Umwelt: Der Boden des ehemaligen Firmengrundstücks an der Dillizerstraße in Herrsching ist mit Chemikalien verseucht.

Der Boden des ehemaligen Firmengrundstücks an der Dillizerstraße in Herrsching ist mit Chemikalien verseucht.

(Foto: Arlet Ulfers)

Grund für die PCB-Verseuchung sei wohl ein Brand in den Sechzigerjahren gewesen. Deswegen hatte sich das PCB auch auf die umliegenden Grundstücke verteilt. Damals wurde dem keine große Bedeutung beigemessen; heute sei das anders. Landratsamt und Gemeinde wollen nun eine Vollsanierung. "Der ganze Mist muss raus", betonte Bürgermeister Christian Schiller. Was das bedeutet, erklärte der Geologe Andreas Ther. Für das Schadensgrundstück stehen die Sanierungsarbeiten bereits fest: Das Erdreich soll unter erhöhten Arbeitssicherheitsvorkehrungen für die Arbeiter bis in drei Metern Tiefe ausgetauscht werden. Dazu soll eine Dichtwand um das Grundstück gelegt und der Wasserspiegel abgesenkt werden. Insgesamt 400 Lastwagenladungen werden wohl für die 10 000 Kubikmeter Erde nötig sein, meinte Ther. Das Ganze werde mindestens ein halbes Jahr lang dauern.

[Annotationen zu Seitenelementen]
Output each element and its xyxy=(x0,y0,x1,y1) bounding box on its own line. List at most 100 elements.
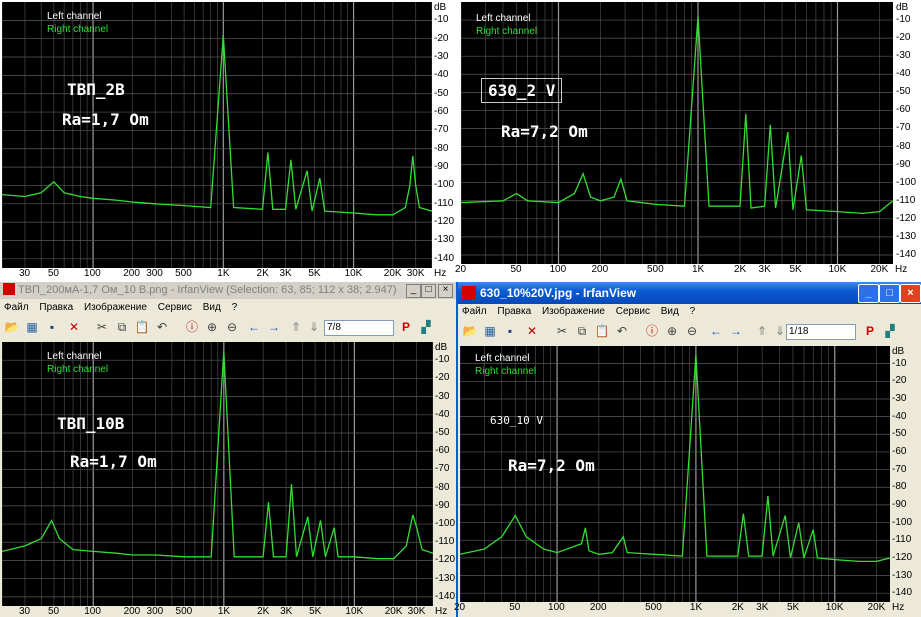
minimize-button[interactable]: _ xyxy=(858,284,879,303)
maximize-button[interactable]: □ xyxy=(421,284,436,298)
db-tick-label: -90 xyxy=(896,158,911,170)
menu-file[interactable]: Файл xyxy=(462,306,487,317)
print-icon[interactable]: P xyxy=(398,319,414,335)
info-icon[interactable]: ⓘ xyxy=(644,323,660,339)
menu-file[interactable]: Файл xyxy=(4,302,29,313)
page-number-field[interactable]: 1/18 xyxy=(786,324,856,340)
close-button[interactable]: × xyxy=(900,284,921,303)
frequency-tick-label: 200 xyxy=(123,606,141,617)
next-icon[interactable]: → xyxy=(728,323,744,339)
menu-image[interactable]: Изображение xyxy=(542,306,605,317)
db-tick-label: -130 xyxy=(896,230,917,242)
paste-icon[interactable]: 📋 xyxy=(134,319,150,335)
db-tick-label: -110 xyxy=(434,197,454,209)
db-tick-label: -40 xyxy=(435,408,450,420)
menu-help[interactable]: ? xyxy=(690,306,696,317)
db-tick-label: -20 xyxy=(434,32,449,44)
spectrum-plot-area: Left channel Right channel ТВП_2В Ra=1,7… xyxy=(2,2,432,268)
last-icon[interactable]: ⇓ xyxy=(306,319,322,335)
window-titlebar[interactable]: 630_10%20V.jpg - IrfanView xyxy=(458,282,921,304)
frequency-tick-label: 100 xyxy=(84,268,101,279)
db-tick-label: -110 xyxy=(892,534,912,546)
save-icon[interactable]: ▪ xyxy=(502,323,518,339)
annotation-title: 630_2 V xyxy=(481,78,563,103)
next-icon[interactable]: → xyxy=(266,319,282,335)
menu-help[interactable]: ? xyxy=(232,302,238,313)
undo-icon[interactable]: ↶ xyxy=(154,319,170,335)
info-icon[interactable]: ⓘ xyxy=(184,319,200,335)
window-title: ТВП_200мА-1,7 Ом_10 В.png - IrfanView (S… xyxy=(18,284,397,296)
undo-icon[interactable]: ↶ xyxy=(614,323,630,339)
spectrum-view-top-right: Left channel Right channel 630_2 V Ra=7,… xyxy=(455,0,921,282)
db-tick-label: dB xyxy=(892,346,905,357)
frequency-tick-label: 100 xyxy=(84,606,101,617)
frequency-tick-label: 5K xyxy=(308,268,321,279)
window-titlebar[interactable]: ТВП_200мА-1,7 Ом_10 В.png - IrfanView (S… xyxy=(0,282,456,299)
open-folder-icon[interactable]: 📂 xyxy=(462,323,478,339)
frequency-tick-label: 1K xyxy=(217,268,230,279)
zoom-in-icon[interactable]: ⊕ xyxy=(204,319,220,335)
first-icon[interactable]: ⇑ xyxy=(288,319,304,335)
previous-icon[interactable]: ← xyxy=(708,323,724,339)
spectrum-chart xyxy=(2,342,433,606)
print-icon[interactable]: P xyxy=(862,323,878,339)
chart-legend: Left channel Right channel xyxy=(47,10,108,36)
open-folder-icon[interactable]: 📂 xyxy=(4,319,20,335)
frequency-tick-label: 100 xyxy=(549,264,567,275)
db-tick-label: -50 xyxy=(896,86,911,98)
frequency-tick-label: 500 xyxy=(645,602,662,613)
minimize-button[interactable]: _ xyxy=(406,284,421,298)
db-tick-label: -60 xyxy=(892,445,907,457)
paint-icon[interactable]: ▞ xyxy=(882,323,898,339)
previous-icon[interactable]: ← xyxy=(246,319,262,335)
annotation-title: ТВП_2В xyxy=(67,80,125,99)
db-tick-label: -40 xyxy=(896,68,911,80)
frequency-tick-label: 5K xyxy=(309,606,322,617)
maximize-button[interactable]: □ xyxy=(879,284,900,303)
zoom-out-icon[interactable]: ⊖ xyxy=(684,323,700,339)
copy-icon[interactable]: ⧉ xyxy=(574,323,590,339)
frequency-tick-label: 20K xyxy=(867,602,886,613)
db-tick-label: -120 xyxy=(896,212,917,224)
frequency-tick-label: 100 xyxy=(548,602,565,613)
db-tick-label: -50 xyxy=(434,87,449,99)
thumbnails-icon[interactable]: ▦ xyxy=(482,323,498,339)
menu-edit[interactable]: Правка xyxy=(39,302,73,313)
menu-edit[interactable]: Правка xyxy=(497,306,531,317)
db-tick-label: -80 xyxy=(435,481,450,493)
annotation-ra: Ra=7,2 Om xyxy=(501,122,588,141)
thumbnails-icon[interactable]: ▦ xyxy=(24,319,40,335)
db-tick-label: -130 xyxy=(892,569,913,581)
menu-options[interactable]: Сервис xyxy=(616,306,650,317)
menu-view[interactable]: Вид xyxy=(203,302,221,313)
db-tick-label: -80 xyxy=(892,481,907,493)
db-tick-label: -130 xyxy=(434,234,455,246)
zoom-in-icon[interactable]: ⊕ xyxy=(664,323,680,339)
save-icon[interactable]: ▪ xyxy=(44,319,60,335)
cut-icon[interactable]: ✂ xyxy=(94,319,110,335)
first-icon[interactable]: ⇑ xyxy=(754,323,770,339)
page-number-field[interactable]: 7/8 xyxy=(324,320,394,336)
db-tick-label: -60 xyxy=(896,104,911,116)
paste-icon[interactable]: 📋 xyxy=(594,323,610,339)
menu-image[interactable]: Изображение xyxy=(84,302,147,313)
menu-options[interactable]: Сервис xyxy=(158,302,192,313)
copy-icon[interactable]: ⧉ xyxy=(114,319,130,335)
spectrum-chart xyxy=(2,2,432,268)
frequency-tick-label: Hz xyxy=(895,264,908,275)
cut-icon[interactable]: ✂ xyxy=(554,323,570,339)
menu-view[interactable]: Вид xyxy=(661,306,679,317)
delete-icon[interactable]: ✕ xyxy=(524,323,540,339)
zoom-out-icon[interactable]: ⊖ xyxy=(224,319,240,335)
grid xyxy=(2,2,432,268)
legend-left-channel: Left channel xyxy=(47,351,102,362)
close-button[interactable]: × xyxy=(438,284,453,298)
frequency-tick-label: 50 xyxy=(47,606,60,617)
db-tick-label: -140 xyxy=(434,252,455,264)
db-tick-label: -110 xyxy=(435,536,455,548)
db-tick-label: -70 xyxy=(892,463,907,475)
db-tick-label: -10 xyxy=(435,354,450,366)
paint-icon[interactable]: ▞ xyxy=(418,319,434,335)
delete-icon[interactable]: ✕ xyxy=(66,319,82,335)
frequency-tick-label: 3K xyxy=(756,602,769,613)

* * *

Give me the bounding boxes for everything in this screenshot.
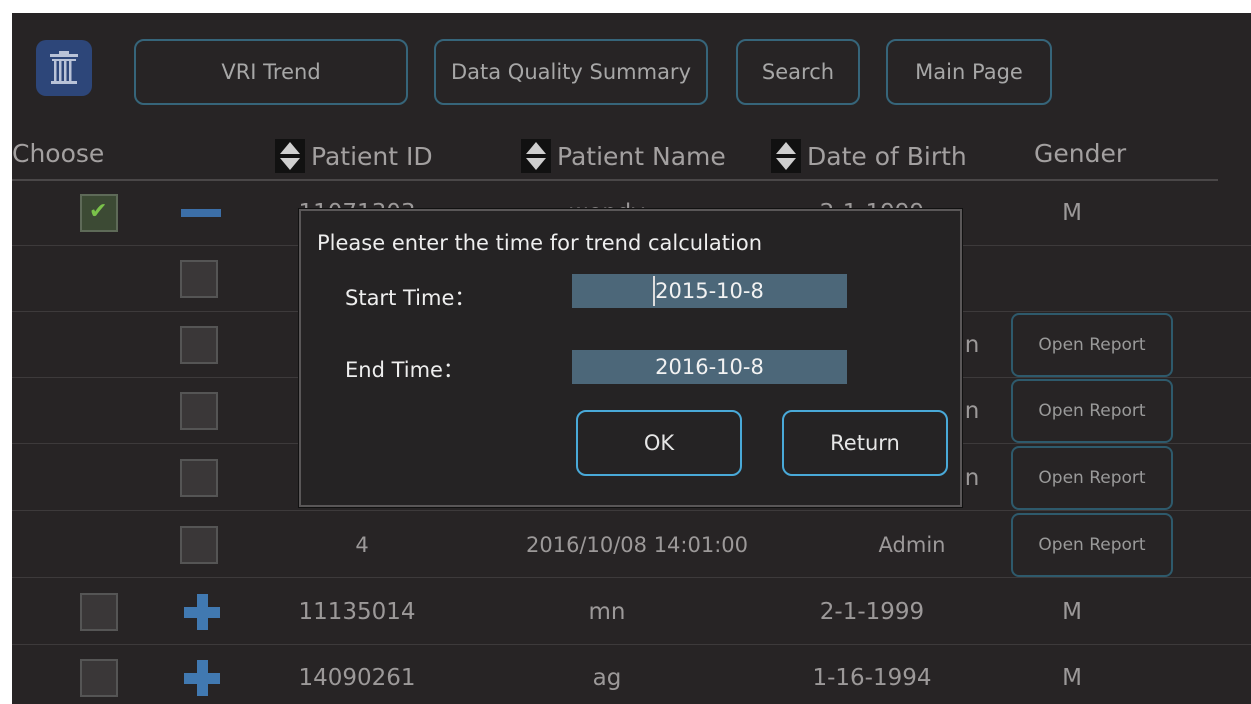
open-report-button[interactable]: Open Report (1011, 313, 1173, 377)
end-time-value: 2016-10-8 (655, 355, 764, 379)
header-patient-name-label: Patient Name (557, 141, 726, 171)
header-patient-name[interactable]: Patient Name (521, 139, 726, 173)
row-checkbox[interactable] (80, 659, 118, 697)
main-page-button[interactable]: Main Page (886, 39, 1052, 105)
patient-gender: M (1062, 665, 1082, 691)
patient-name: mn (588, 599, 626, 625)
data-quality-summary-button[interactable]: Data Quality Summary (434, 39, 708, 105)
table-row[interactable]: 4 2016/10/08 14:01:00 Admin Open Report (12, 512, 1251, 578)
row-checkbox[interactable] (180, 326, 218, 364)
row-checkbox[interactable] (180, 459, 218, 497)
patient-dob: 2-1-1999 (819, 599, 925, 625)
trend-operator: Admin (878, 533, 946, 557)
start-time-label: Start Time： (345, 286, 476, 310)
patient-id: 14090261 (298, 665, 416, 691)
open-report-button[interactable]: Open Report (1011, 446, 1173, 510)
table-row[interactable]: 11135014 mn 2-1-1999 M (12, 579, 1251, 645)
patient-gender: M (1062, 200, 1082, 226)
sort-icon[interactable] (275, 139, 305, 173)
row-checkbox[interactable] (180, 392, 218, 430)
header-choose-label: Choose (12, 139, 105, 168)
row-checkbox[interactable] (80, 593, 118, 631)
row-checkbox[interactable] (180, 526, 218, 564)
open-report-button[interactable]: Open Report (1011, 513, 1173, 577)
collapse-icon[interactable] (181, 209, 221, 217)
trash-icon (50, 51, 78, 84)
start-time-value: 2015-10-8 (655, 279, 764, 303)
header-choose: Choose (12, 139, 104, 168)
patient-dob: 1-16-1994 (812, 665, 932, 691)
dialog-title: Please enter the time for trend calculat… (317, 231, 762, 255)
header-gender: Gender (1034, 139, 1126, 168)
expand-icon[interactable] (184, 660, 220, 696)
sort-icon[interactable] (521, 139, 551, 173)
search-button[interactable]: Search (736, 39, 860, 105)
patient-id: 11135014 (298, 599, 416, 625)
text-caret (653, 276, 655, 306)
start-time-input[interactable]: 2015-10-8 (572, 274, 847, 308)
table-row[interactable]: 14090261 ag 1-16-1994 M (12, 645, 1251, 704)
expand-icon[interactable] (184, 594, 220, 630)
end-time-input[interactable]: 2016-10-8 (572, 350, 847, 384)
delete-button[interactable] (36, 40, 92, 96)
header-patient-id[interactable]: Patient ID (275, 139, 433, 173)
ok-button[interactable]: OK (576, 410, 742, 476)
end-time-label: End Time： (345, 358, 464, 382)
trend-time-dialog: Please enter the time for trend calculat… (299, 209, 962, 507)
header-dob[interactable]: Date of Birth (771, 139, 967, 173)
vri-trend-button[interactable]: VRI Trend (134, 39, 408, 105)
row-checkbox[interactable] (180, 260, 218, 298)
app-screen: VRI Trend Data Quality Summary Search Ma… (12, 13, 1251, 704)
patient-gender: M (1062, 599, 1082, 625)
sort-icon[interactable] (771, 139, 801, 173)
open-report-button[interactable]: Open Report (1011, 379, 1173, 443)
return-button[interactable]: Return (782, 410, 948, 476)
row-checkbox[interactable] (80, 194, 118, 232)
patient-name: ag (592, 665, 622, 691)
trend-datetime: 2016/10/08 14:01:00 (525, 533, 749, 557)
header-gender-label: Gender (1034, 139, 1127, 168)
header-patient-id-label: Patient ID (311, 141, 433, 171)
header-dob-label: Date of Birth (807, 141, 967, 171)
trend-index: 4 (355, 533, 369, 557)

## Ihre Aufgabe:
Führen Sie den Text über die PCB-Verseuchung des Bodens an der Dillizerstraße in Herrsching im Anschluss an seinen letzten Satz weiter.

## Lösung zur Aufgabe:
Die Fahrbahn der Dillizerstraße muss nicht abgerissen werden. Die Belastung des Gehsteigs ist durch die Asphaltdecke "gut abgedeckt". Wie die Nachbargrundstücke saniert werden sollen, wird nach der letzten Untersuchung erarbeitet. Was die Kosten betrifft, so prognostizierte Schiller: "Das geht in die Millionen". Die Gemeinde ist derzeit im Gespräch mit einem Investor, der die Sanierung übernehmen soll. "Bezahlt wird er dann über die Bebaubarkeit des Grundstücks", erklärte Schiller.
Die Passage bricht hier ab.